* Start DATA *

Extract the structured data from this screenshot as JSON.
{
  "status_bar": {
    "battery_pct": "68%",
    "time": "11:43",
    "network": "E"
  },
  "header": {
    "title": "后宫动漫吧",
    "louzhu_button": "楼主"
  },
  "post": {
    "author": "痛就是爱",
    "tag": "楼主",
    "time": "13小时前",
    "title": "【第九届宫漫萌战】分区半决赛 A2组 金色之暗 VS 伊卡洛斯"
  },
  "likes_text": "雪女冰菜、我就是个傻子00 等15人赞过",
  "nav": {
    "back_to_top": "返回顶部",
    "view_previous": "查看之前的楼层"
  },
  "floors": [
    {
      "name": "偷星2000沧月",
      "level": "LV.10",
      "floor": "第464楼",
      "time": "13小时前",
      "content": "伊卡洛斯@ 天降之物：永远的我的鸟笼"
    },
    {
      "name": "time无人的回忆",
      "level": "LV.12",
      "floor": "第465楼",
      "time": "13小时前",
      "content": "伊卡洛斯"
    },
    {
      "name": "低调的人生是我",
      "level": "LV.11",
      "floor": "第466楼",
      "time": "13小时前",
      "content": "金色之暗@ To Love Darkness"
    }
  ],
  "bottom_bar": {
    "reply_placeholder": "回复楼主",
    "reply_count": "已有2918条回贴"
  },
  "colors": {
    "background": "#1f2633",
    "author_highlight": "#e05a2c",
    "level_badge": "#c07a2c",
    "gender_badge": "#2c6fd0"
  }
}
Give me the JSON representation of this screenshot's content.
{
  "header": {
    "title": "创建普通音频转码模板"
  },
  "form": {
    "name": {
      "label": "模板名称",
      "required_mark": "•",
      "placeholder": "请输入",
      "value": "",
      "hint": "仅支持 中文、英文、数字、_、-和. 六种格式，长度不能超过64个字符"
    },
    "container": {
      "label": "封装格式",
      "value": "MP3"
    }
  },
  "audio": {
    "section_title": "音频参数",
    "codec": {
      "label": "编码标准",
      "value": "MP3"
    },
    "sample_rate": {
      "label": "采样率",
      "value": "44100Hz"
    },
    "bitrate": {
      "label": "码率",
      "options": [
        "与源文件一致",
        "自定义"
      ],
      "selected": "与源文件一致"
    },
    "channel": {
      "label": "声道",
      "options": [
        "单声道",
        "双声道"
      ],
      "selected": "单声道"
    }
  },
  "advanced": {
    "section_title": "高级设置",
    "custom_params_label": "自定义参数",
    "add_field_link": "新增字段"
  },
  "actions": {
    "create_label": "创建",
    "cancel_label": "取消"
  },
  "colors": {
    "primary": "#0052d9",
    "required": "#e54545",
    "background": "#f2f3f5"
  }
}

* End DATA *

(GIVEN PROBLEM)
Copy and report every line where the word "金色之暗" is present.

(EXPECTED OUTPUT)
    "title": "【第九届宫漫萌战】分区半决赛 A2组 金色之暗 VS 伊卡洛斯"
      "content": "金色之暗@ To Love Darkness"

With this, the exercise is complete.